[Stored entries]
○ ○ ○ ○ ○
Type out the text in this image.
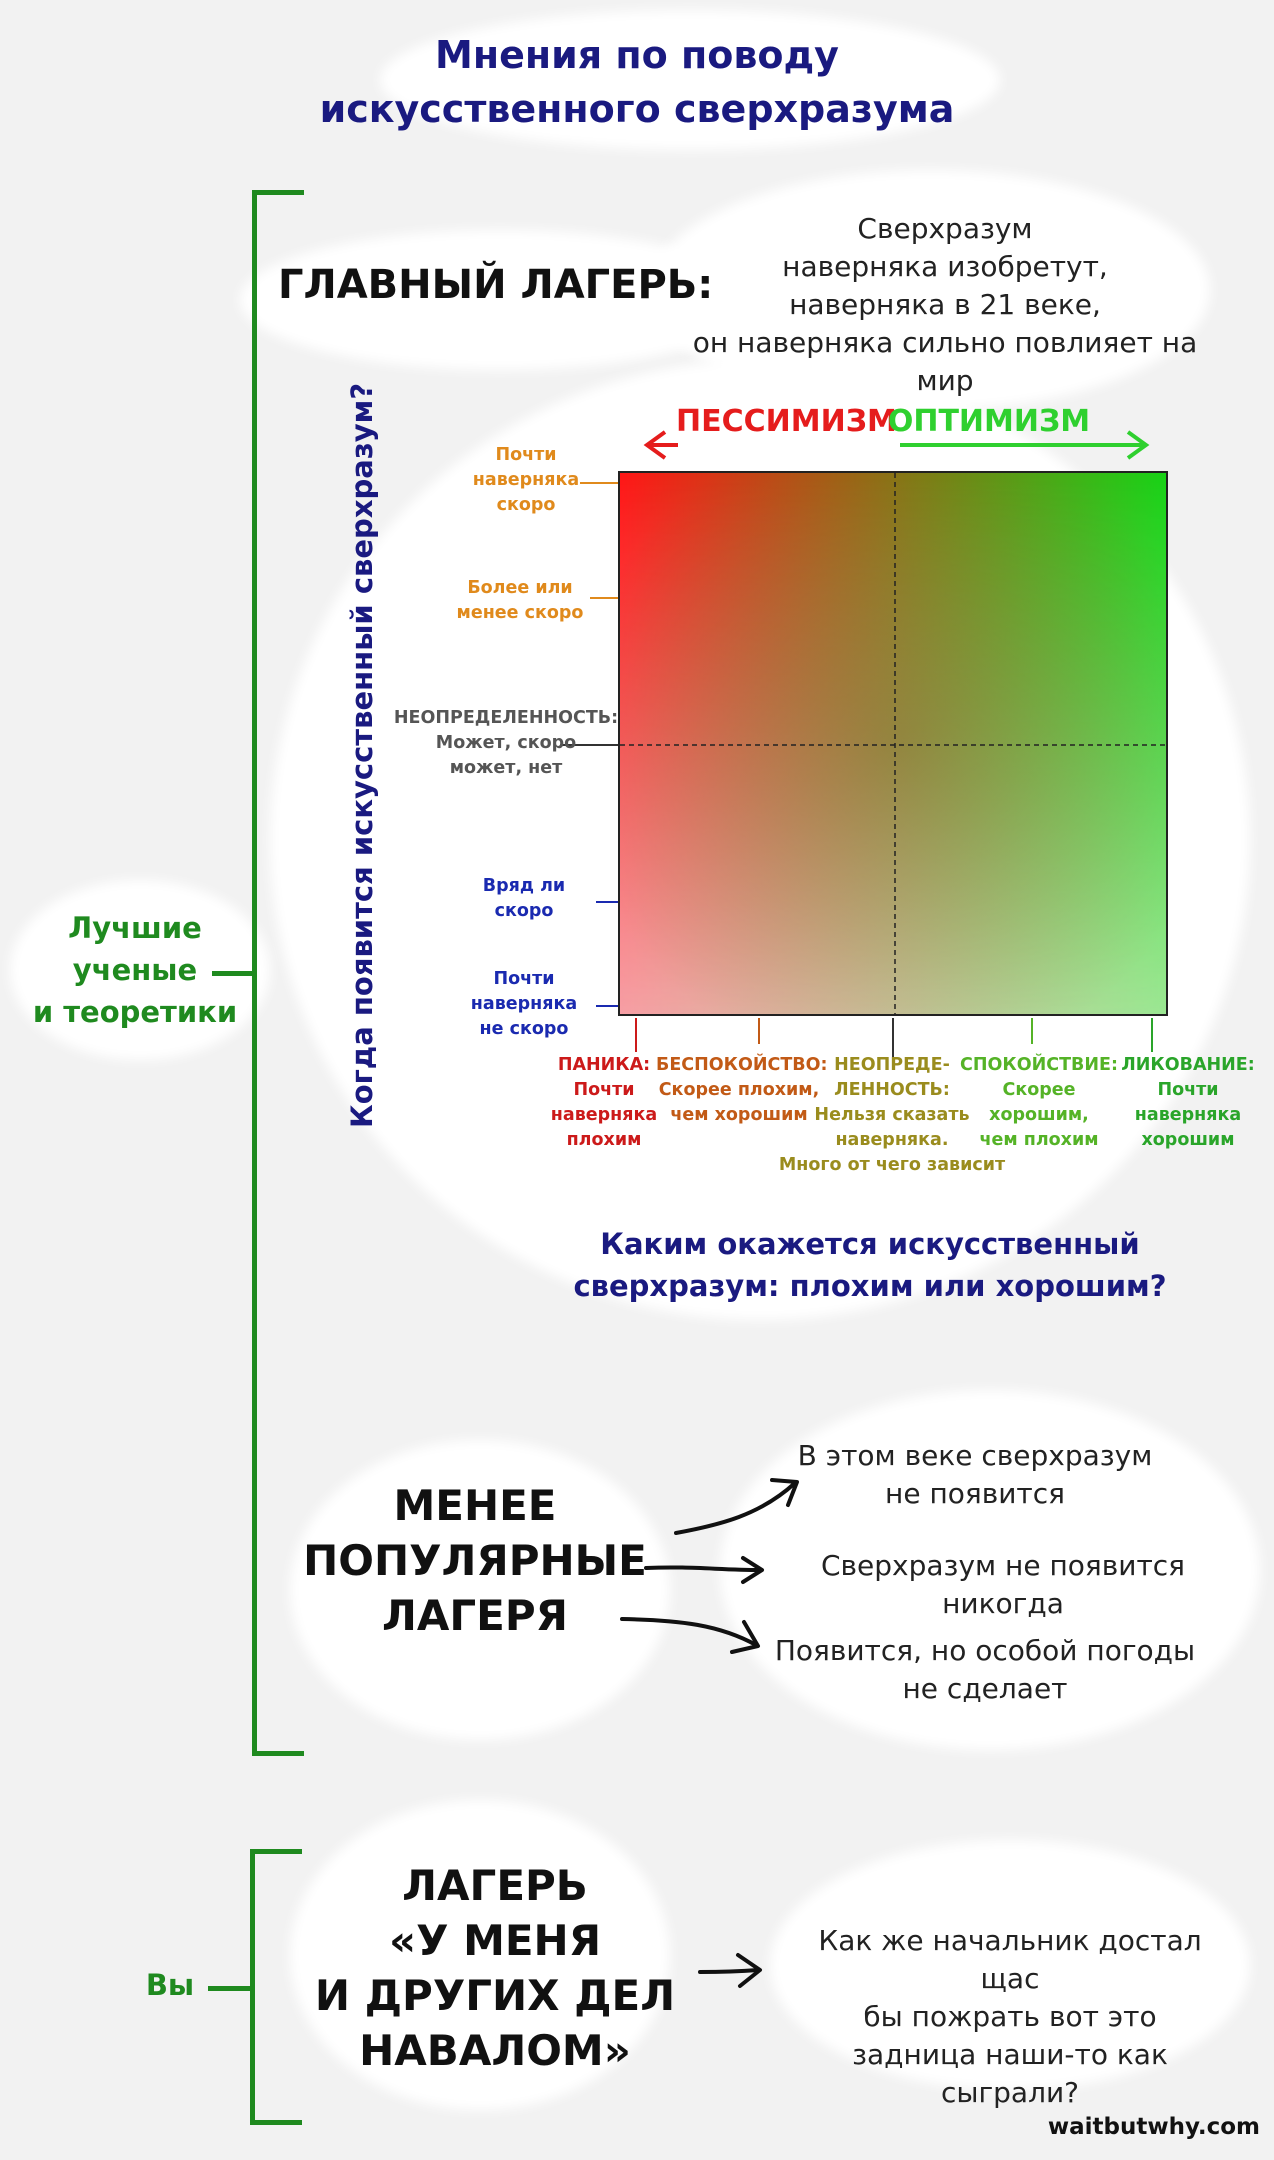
Мнения по поводу
искусственного сверхразума
ГЛАВНЫЙ ЛАГЕРЬ:
Сверхразум
наверняка изобретут,
наверняка в 21 веке,
он наверняка сильно повлияет на мир
Лучшие
ученые
и теоретики
ПЕССИМИЗМ
ОПТИМИЗМ
Почти
наверняка
скоро
Более или
менее скоро
НЕОПРЕДЕЛЕННОСТЬ:
Может, скоро
может, нет
Вряд ли
скоро
Почти
наверняка
не скоро
Когда появится искусственный сверхразум?	ПАНИКА:
Почти
наверняка
плохим
БЕСПОКОЙСТВО:
Скорее плохим,
чем хорошим
НЕОПРЕДЕ-
ЛЕННОСТЬ:
Нельзя сказать
наверняка.
Много от чего зависит
СПОКОЙСТВИЕ:
Скорее хорошим,
чем плохим
ЛИКОВАНИЕ:
Почти
наверняка
хорошим
Каким окажется искусственный
сверхразум: плохим или хорошим?
МЕНЕЕ
ПОПУЛЯРНЫЕ
ЛАГЕРЯ
В этом веке сверхразум
не появится
Сверхразум не появится никогда
Появится, но особой погоды
не сделает
Вы
ЛАГЕРЬ
«У МЕНЯ
И ДРУГИХ ДЕЛ
НАВАЛОМ»
Как же начальник достал щас
бы пожрать вот это
задница наши-то как
сыграли?
waitbutwhy.com
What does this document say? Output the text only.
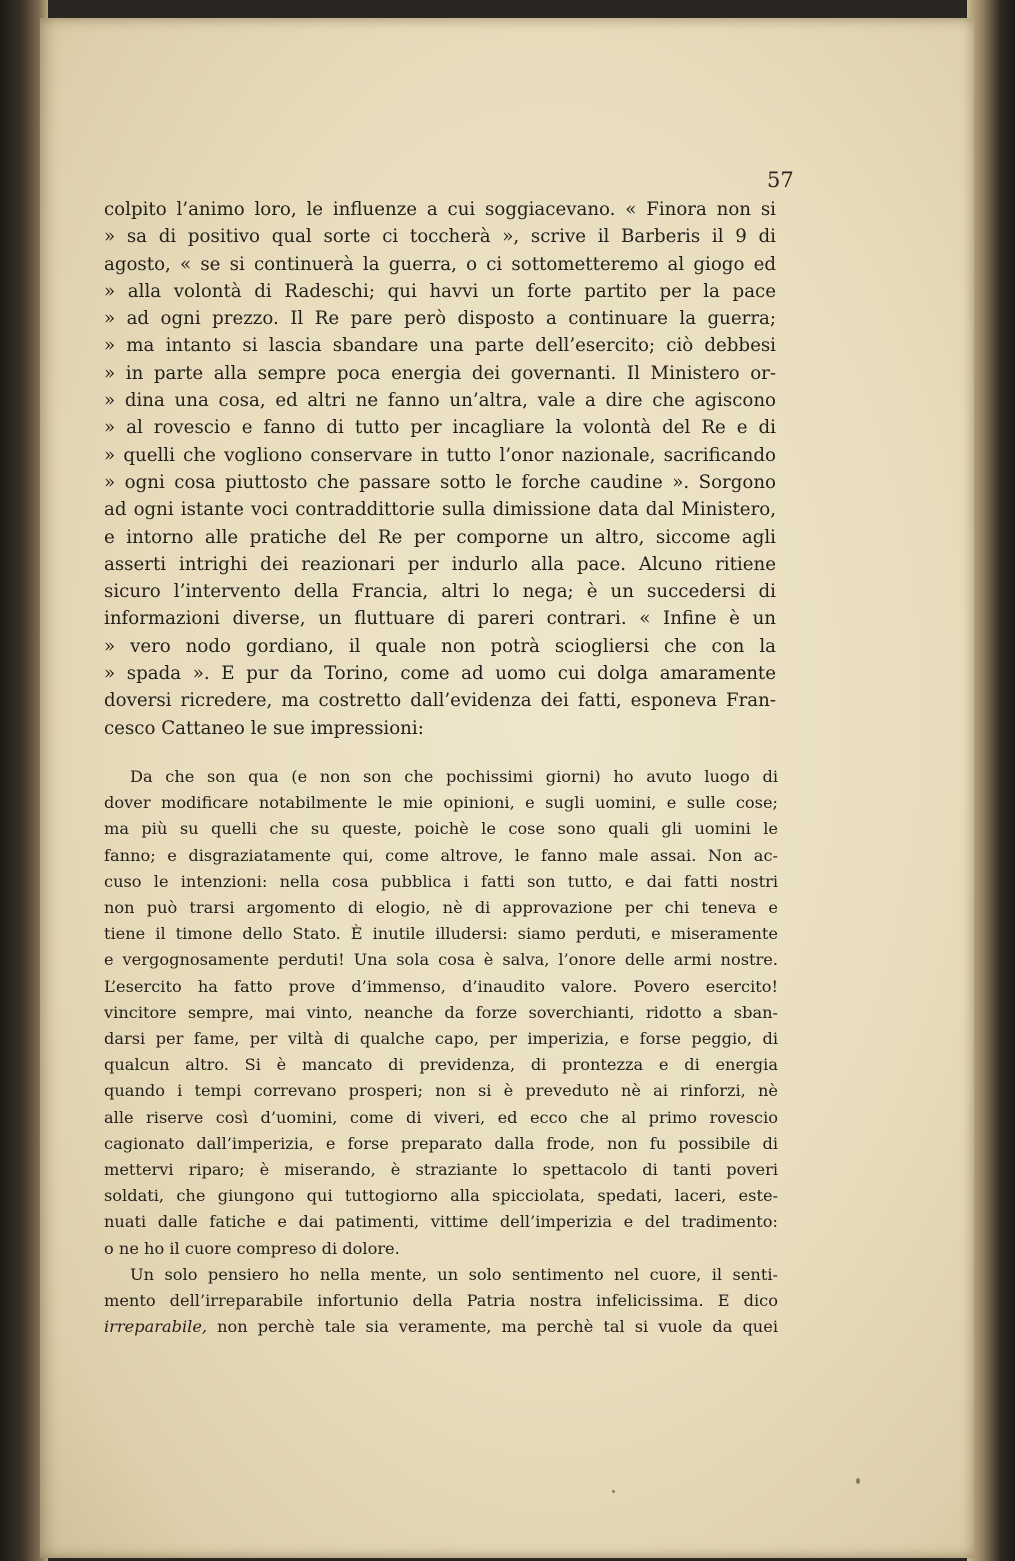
57

colpito l’animo loro, le influenze a cui soggiacevano. « Finora non si
» sa di positivo qual sorte ci toccherà », scrive il Barberis il 9 di
agosto, « se si continuerà la guerra, o ci sottometteremo al giogo ed
» alla volontà di Radeschi; qui havvi un forte partito per la pace
» ad ogni prezzo. Il Re pare però disposto a continuare la guerra;
» ma intanto si lascia sbandare una parte dell’esercito; ciò debbesi
» in parte alla sempre poca energia dei governanti. Il Ministero or-
» dina una cosa, ed altri ne fanno un’altra, vale a dire che agiscono
» al rovescio e fanno di tutto per incagliare la volontà del Re e di
» quelli che vogliono conservare in tutto l’onor nazionale, sacrificando
» ogni cosa piuttosto che passare sotto le forche caudine ». Sorgono
ad ogni istante voci contraddittorie sulla dimissione data dal Ministero,
e intorno alle pratiche del Re per comporne un altro, siccome agli
asserti intrighi dei reazionari per indurlo alla pace. Alcuno ritiene
sicuro l’intervento della Francia, altri lo nega; è un succedersi di
informazioni diverse, un fluttuare di pareri contrari. « Infine è un
» vero nodo gordiano, il quale non potrà sciogliersi che con la
» spada ». E pur da Torino, come ad uomo cui dolga amaramente
doversi ricredere, ma costretto dall’evidenza dei fatti, esponeva Fran-
cesco Cattaneo le sue impressioni:
Da che son qua (e non son che pochissimi giorni) ho avuto luogo di
dover modificare notabilmente le mie opinioni, e sugli uomini, e sulle cose;
ma più su quelli che su queste, poichè le cose sono quali gli uomini le
fanno; e disgraziatamente qui, come altrove, le fanno male assai. Non ac-
cuso le intenzioni: nella cosa pubblica i fatti son tutto, e dai fatti nostri
non può trarsi argomento di elogio, nè di approvazione per chi teneva e
tiene il timone dello Stato. È inutile illudersi: siamo perduti, e miseramente
e vergognosamente perduti! Una sola cosa è salva, l’onore delle armi nostre.
L’esercito ha fatto prove d’immenso, d’inaudito valore. Povero esercito!
vincitore sempre, mai vinto, neanche da forze soverchianti, ridotto a sban-
darsi per fame, per viltà di qualche capo, per imperizia, e forse peggio, di
qualcun altro. Si è mancato di previdenza, di prontezza e di energia
quando i tempi correvano prosperi; non si è preveduto nè ai rinforzi, nè
alle riserve così d’uomini, come di viveri, ed ecco che al primo rovescio
cagionato dall’imperizia, e forse preparato dalla frode, non fu possibile di
mettervi riparo; è miserando, è straziante lo spettacolo di tanti poveri
soldati, che giungono qui tuttogiorno alla spicciolata, spedati, laceri, este-
nuati dalle fatiche e dai patimenti, vittime dell’imperizia e del tradimento:
o ne ho il cuore compreso di dolore.
Un solo pensiero ho nella mente, un solo sentimento nel cuore, il senti-
mento dell’irreparabile infortunio della Patria nostra infelicissima. E dico
irreparabile, non perchè tale sia veramente, ma perchè tal si vuole da quei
○ ○ ○ ○ ○
■ **INSTRUCTIONS TO FOLLOW**
Pull out all lines from the entries above that include the word "parte".

■ **RESPONSE TO THE TASK**
» ma intanto si lascia sbandare una parte dell’esercito; ciò debbesi
» in parte alla sempre poca energia dei governanti. Il Ministero or-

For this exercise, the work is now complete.